AIM: Write each record again exactly as it stands.

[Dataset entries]
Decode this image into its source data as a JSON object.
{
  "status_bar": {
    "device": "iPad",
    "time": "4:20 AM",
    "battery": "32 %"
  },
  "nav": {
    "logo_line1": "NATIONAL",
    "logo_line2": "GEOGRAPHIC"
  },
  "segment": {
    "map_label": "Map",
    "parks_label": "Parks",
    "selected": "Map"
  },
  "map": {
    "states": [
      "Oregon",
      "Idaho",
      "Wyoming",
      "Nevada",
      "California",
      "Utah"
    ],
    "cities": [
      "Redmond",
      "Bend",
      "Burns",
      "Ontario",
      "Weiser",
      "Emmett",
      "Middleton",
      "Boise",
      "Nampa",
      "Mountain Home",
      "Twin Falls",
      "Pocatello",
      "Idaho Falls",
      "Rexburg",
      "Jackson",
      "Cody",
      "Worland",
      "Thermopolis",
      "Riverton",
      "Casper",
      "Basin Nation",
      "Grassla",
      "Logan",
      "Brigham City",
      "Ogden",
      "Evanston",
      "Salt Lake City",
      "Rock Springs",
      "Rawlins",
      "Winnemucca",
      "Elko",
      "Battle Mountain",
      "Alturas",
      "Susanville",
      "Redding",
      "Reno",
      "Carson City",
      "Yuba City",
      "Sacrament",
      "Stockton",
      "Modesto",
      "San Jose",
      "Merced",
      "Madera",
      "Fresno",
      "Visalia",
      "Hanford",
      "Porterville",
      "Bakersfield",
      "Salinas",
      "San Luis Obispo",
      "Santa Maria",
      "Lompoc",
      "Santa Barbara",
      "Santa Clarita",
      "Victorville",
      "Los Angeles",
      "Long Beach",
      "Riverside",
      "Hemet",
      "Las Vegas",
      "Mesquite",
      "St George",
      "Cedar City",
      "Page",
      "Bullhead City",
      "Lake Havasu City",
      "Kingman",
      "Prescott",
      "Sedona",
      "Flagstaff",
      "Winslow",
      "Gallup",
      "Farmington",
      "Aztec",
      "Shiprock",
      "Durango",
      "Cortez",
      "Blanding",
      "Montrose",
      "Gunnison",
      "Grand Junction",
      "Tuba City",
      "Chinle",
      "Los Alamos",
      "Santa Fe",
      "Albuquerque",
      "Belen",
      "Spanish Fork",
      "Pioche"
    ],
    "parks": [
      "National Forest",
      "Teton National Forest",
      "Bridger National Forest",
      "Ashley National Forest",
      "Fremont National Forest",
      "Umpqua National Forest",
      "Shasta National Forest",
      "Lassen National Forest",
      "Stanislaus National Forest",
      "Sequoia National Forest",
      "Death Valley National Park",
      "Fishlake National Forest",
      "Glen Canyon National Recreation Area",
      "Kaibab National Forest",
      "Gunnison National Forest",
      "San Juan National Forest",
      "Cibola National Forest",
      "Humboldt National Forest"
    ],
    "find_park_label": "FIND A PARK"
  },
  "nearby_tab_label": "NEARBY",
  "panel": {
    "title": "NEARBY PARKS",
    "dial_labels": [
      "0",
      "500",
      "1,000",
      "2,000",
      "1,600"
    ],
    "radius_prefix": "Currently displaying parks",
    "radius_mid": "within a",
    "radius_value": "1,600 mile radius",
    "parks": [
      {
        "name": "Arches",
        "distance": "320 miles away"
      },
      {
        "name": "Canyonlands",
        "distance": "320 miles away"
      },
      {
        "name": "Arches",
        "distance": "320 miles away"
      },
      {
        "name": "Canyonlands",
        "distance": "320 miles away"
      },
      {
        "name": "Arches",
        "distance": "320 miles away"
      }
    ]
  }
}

REPLY TO THE EXERCISE:
Decode this image into its source data as a JSON object.
{
  "status_bar": {
    "device": "iPad",
    "time": "4:20 AM",
    "battery": "32 %"
  },
  "nav": {
    "logo_line1": "NATIONAL",
    "logo_line2": "GEOGRAPHIC"
  },
  "segment": {
    "map_label": "Map",
    "parks_label": "Parks",
    "selected": "Map"
  },
  "map": {
    "states": [
      "Oregon",
      "Idaho",
      "Wyoming",
      "Nevada",
      "California",
      "Utah"
    ],
    "cities": [
      "Redmond",
      "Bend",
      "Burns",
      "Ontario",
      "Weiser",
      "Emmett",
      "Middleton",
      "Boise",
      "Nampa",
      "Mountain Home",
      "Twin Falls",
      "Pocatello",
      "Idaho Falls",
      "Rexburg",
      "Jackson",
      "Cody",
      "Worland",
      "Thermopolis",
      "Riverton",
      "Casper",
      "Basin Nation",
      "Grassla",
      "Logan",
      "Brigham City",
      "Ogden",
      "Evanston",
      "Salt Lake City",
      "Rock Springs",
      "Rawlins",
      "Winnemucca",
      "Elko",
      "Battle Mountain",
      "Alturas",
      "Susanville",
      "Redding",
      "Reno",
      "Carson City",
      "Yuba City",
      "Sacrament",
      "Stockton",
      "Modesto",
      "San Jose",
      "Merced",
      "Madera",
      "Fresno",
      "Visalia",
      "Hanford",
      "Porterville",
      "Bakersfield",
      "Salinas",
      "San Luis Obispo",
      "Santa Maria",
      "Lompoc",
      "Santa Barbara",
      "Santa Clarita",
      "Victorville",
      "Los Angeles",
      "Long Beach",
      "Riverside",
      "Hemet",
      "Las Vegas",
      "Mesquite",
      "St George",
      "Cedar City",
      "Page",
      "Bullhead City",
      "Lake Havasu City",
      "Kingman",
      "Prescott",
      "Sedona",
      "Flagstaff",
      "Winslow",
      "Gallup",
      "Farmington",
      "Aztec",
      "Shiprock",
      "Durango",
      "Cortez",
      "Blanding",
      "Montrose",
      "Gunnison",
      "Grand Junction",
      "Tuba City",
      "Chinle",
      "Los Alamos",
      "Santa Fe",
      "Albuquerque",
      "Belen",
      "Spanish Fork",
      "Pioche"
    ],
    "parks": [
      "National Forest",
      "Teton National Forest",
      "Bridger National Forest",
      "Ashley National Forest",
      "Fremont National Forest",
      "Umpqua National Forest",
      "Shasta National Forest",
      "Lassen National Forest",
      "Stanislaus National Forest",
      "Sequoia National Forest",
      "Death Valley National Park",
      "Fishlake National Forest",
      "Glen Canyon National Recreation Area",
      "Kaibab National Forest",
      "Gunnison National Forest",
      "San Juan National Forest",
      "Cibola National Forest",
      "Humboldt National Forest"
    ],
    "find_park_label": "FIND A PARK"
  },
  "nearby_tab_label": "NEARBY",
  "panel": {
    "title": "NEARBY PARKS",
    "dial_labels": [
      "0",
      "500",
      "1,000",
      "2,000",
      "1,600"
    ],
    "radius_prefix": "Currently displaying parks",
    "radius_mid": "within a",
    "radius_value": "1,600 mile radius",
    "parks": [
      {
        "name": "Arches",
        "distance": "320 miles away"
      },
      {
        "name": "Canyonlands",
        "distance": "320 miles away"
      },
      {
        "name": "Arches",
        "distance": "320 miles away"
      },
      {
        "name": "Canyonlands",
        "distance": "320 miles away"
      },
      {
        "name": "Arches",
        "distance": "320 miles away"
      }
    ]
  }
}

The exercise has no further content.